## begin Data for this task

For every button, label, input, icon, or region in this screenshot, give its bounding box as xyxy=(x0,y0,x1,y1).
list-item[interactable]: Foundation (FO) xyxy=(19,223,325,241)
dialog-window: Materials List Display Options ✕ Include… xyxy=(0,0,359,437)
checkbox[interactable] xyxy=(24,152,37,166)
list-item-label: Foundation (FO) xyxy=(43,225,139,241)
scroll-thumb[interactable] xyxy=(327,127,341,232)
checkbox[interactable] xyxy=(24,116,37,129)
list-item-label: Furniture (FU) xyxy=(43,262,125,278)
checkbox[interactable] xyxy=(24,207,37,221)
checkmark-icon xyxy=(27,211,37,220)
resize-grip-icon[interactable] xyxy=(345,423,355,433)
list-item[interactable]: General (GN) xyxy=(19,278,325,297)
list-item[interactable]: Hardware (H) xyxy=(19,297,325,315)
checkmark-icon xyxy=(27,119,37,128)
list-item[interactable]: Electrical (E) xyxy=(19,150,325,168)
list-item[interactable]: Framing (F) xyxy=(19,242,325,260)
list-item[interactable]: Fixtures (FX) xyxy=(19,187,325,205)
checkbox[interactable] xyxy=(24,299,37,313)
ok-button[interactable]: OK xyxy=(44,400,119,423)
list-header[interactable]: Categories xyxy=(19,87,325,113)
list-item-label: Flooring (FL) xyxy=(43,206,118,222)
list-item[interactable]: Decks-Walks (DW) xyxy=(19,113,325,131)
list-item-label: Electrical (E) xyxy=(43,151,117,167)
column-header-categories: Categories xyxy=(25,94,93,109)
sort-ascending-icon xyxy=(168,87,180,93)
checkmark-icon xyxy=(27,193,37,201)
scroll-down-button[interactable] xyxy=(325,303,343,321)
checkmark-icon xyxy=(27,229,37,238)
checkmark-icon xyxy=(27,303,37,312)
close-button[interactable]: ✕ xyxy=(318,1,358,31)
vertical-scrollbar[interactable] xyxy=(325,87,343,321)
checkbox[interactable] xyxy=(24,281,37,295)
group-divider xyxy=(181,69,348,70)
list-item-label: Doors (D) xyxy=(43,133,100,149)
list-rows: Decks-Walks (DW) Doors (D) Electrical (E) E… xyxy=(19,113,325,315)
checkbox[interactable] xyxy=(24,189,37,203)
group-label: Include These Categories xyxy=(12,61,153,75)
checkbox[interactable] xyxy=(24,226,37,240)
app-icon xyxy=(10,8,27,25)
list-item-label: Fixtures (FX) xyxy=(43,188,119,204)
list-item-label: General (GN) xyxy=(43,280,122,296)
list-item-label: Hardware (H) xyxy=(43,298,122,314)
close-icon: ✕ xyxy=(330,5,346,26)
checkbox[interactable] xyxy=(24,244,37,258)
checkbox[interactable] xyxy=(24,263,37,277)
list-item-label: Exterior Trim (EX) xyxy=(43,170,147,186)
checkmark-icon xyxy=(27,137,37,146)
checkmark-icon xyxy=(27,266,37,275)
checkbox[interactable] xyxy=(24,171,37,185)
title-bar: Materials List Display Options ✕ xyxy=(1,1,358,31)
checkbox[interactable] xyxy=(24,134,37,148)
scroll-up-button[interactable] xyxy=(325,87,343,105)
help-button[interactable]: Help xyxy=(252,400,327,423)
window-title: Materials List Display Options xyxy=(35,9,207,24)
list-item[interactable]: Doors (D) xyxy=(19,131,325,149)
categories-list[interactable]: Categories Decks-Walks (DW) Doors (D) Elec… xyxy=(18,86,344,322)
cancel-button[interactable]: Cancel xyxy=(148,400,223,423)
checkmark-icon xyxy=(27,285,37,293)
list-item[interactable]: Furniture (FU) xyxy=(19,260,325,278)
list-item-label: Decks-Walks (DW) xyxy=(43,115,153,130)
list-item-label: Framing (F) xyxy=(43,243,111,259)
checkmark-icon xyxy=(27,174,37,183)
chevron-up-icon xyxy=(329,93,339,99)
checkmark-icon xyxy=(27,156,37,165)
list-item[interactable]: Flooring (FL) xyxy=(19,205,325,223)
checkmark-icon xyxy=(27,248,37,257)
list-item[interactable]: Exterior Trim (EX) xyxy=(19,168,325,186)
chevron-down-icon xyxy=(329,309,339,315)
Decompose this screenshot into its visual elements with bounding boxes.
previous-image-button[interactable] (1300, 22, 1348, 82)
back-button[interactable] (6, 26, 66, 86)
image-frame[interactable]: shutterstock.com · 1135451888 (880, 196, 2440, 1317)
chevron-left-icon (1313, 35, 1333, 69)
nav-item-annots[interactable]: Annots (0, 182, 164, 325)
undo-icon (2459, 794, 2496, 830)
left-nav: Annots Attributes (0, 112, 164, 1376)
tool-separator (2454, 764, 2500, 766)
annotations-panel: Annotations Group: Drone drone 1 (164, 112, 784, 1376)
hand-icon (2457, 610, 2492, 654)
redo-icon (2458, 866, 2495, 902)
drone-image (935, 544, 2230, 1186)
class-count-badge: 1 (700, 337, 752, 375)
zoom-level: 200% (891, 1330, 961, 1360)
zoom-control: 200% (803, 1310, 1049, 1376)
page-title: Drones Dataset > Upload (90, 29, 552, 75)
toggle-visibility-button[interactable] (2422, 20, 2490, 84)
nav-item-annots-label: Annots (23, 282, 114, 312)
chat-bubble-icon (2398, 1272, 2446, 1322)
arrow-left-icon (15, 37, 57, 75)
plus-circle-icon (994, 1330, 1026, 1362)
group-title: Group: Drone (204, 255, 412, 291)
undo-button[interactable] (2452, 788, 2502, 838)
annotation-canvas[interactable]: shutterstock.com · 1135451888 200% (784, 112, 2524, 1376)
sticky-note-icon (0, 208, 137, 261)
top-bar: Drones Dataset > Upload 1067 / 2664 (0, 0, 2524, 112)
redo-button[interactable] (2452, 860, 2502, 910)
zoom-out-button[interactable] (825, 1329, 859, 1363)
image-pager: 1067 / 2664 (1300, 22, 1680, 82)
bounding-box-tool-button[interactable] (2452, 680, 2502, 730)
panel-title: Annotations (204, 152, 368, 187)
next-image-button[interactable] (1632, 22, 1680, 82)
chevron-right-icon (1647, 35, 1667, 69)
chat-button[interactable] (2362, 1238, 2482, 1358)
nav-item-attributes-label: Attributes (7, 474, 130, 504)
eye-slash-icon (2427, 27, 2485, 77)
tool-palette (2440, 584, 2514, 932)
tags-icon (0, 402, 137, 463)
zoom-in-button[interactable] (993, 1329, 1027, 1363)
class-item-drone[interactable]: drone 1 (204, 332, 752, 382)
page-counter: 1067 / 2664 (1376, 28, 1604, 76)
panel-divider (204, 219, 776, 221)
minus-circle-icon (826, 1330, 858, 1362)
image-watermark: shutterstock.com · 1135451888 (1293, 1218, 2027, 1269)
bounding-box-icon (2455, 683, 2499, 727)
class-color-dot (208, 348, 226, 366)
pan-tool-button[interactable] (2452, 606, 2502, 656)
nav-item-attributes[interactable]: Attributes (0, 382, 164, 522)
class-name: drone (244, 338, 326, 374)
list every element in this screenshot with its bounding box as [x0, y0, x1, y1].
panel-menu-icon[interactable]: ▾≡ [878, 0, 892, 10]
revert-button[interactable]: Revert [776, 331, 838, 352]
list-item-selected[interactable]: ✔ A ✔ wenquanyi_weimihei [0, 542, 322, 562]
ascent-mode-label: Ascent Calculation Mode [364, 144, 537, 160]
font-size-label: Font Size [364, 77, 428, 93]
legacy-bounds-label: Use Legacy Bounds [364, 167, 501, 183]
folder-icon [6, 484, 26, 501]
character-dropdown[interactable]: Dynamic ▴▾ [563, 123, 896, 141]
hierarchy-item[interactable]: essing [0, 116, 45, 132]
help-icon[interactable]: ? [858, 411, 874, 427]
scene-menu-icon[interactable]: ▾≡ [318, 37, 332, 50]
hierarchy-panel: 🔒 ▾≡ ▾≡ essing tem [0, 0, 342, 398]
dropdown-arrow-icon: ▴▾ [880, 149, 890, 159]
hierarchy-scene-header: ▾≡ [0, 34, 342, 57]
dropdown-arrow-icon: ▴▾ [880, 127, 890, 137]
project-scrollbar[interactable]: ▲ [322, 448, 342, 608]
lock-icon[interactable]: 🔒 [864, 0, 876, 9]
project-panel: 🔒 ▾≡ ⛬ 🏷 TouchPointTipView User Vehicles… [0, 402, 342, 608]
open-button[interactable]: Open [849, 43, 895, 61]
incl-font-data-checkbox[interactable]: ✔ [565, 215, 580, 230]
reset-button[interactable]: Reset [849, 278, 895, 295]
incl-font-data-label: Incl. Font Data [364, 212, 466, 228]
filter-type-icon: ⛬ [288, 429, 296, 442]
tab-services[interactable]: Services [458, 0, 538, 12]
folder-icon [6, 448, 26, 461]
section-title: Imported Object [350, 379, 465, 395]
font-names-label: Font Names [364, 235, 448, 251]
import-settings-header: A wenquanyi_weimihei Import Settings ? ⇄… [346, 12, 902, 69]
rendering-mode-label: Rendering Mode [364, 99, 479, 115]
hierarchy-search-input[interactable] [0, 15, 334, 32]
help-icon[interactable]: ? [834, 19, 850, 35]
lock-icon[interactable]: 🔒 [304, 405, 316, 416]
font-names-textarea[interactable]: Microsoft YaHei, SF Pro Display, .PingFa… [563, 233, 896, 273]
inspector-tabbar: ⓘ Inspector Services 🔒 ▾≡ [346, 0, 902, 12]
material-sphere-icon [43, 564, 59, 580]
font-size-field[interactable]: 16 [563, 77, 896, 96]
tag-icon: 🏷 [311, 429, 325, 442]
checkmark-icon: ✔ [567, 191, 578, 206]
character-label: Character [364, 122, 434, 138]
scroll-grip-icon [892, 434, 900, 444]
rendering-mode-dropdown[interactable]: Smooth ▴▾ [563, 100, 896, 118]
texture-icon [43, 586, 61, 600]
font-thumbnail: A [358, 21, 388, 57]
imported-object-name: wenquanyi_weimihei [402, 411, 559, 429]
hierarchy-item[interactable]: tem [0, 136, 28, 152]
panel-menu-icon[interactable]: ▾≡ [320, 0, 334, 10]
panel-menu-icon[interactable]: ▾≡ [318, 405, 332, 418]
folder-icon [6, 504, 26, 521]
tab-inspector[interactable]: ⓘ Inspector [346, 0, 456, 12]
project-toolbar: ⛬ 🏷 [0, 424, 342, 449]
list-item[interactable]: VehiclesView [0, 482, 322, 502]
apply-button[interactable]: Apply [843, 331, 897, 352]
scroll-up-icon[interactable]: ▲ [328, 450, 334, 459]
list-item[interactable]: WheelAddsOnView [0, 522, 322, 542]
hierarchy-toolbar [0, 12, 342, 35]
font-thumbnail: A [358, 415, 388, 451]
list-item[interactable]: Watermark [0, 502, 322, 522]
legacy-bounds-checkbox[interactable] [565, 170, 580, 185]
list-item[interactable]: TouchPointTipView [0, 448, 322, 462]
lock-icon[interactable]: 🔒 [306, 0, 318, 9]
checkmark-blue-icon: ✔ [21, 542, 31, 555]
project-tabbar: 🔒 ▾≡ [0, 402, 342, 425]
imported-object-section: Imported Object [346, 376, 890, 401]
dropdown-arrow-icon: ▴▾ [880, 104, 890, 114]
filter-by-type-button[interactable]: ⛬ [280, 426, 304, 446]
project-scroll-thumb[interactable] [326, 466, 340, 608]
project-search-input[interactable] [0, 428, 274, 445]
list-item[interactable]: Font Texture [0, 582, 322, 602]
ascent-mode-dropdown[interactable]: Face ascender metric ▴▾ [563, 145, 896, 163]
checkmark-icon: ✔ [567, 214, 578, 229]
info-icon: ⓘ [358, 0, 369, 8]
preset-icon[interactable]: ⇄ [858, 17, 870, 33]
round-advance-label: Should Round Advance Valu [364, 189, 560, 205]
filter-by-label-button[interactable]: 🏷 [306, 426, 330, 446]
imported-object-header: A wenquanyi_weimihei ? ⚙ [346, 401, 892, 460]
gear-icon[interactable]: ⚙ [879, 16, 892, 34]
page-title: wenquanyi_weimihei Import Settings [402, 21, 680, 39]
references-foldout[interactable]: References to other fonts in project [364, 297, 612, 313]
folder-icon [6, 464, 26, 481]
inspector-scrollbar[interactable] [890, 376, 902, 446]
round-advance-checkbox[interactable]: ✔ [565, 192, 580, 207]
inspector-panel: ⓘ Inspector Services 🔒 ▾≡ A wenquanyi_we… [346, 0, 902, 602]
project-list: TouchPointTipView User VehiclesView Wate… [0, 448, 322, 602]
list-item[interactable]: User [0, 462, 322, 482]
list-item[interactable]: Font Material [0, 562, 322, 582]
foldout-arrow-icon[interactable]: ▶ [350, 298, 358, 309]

## end Data for this task

* [Short exercise]: Copy the lines of the records, starting at the first line and ending at the line that contains "list-item-label: Foundation (FO)". Include both of those lines.

* [Written reply]:
For every button, label, input, icon, or region in this screenshot, give its bounding box as xyxy=(x0,y0,x1,y1).
list-item[interactable]: Foundation (FO) xyxy=(19,223,325,241)
dialog-window: Materials List Display Options ✕ Include… xyxy=(0,0,359,437)
checkbox[interactable] xyxy=(24,152,37,166)
list-item-label: Foundation (FO) xyxy=(43,225,139,241)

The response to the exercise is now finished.